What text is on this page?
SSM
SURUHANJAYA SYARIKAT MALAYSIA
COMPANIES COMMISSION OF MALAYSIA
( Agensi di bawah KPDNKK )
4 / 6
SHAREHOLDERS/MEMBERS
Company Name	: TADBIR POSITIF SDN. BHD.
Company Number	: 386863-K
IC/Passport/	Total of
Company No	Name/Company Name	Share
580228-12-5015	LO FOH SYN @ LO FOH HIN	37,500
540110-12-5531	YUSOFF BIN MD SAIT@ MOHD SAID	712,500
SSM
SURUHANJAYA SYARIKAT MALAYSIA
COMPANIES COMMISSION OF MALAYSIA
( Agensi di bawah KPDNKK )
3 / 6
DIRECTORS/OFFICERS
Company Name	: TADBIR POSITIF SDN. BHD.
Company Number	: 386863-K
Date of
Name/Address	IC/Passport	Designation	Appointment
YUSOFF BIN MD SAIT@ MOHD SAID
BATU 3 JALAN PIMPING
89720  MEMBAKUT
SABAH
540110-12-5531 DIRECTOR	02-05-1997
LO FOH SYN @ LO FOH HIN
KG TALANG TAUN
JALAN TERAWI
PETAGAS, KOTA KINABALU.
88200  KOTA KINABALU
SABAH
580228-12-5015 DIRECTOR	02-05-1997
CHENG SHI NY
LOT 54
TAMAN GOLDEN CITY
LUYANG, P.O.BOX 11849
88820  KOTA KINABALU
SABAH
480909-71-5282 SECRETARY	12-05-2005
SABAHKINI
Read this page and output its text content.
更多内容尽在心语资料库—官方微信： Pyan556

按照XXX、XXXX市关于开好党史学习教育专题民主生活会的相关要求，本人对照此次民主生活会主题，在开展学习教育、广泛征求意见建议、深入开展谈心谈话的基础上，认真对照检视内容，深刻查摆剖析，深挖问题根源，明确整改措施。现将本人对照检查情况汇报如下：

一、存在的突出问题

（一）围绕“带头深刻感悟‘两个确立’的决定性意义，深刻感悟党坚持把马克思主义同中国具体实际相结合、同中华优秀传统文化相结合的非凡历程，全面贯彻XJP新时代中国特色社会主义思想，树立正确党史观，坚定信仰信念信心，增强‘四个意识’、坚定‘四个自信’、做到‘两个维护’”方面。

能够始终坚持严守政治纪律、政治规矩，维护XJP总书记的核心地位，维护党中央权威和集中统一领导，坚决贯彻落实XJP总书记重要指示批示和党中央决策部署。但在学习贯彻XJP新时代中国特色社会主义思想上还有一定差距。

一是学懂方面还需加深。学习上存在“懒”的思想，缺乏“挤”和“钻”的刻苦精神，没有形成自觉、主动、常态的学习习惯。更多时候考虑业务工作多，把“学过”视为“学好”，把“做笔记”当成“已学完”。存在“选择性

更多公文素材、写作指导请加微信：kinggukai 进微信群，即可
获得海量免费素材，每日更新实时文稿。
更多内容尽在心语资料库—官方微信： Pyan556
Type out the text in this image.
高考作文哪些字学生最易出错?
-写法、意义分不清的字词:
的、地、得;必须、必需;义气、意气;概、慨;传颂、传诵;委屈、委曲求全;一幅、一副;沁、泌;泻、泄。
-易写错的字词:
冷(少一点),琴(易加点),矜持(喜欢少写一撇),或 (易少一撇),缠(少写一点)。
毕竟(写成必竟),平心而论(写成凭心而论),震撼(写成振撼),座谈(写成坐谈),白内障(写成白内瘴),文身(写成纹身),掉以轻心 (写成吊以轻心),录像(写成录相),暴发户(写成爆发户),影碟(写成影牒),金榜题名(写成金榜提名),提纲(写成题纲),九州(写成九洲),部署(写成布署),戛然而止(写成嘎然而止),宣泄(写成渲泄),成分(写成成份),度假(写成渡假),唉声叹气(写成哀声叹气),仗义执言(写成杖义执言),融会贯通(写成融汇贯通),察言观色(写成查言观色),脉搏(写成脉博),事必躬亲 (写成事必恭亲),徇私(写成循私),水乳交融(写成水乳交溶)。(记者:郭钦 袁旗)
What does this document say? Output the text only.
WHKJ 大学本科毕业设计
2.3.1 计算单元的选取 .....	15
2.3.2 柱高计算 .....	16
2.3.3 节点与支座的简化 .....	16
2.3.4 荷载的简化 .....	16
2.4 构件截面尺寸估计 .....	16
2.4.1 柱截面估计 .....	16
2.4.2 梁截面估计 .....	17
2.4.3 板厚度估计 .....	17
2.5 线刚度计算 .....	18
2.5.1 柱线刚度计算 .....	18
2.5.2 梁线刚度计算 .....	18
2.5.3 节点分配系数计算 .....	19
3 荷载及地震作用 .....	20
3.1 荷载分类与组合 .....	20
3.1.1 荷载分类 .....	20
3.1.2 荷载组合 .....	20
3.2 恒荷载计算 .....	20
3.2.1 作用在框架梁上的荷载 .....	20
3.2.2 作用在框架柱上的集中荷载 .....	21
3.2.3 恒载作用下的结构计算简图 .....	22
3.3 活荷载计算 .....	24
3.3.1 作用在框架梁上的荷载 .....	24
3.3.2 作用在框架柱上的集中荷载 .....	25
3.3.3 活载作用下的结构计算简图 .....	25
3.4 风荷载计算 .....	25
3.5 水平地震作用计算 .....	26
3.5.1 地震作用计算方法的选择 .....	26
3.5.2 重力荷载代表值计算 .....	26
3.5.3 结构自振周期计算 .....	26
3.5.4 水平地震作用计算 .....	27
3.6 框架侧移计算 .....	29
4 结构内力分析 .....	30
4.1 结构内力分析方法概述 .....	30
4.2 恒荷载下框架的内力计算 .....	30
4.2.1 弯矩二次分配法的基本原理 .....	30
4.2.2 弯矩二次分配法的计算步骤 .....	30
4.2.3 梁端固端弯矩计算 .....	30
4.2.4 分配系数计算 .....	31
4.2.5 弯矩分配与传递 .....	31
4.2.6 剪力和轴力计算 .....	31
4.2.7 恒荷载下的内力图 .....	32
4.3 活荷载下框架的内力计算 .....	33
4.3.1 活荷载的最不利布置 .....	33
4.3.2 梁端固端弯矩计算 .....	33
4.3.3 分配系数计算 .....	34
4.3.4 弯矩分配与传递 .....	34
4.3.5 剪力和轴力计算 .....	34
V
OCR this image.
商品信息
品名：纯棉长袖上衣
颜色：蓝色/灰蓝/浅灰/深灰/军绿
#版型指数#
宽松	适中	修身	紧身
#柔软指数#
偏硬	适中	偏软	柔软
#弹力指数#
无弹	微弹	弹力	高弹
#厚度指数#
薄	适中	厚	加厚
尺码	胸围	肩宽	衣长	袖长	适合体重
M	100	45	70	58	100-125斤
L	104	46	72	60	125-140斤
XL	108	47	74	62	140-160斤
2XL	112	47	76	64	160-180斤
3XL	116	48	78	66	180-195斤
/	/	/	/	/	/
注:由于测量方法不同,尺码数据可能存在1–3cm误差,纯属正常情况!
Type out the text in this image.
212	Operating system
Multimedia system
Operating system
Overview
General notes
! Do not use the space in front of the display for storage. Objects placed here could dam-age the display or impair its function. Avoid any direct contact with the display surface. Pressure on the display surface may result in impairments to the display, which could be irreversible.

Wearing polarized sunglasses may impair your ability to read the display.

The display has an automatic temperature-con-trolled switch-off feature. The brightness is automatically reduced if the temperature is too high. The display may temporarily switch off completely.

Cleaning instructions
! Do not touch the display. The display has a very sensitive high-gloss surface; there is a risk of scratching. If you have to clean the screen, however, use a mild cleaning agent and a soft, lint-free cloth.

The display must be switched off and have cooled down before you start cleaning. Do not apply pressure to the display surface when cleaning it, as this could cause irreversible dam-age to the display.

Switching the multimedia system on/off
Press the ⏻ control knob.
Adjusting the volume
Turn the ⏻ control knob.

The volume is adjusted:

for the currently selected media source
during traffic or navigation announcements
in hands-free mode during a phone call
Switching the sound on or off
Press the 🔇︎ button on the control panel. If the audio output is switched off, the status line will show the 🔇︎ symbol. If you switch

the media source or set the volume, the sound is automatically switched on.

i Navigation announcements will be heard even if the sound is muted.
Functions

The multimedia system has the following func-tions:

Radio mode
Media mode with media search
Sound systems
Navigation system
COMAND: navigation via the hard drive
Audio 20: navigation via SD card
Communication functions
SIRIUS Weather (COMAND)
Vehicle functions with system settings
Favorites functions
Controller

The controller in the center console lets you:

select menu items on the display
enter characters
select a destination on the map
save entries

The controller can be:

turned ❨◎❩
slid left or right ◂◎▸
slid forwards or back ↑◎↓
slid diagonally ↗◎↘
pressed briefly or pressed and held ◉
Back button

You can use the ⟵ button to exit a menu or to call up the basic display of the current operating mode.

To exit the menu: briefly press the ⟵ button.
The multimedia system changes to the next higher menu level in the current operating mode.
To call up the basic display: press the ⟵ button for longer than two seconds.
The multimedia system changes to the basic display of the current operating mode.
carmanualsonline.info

What needs to be done: Report all lines of the data above that include the string "MOHD".

Response:
540110-12-5531	YUSOFF BIN MD SAIT@ MOHD SAID	712,500
YUSOFF BIN MD SAIT@ MOHD SAID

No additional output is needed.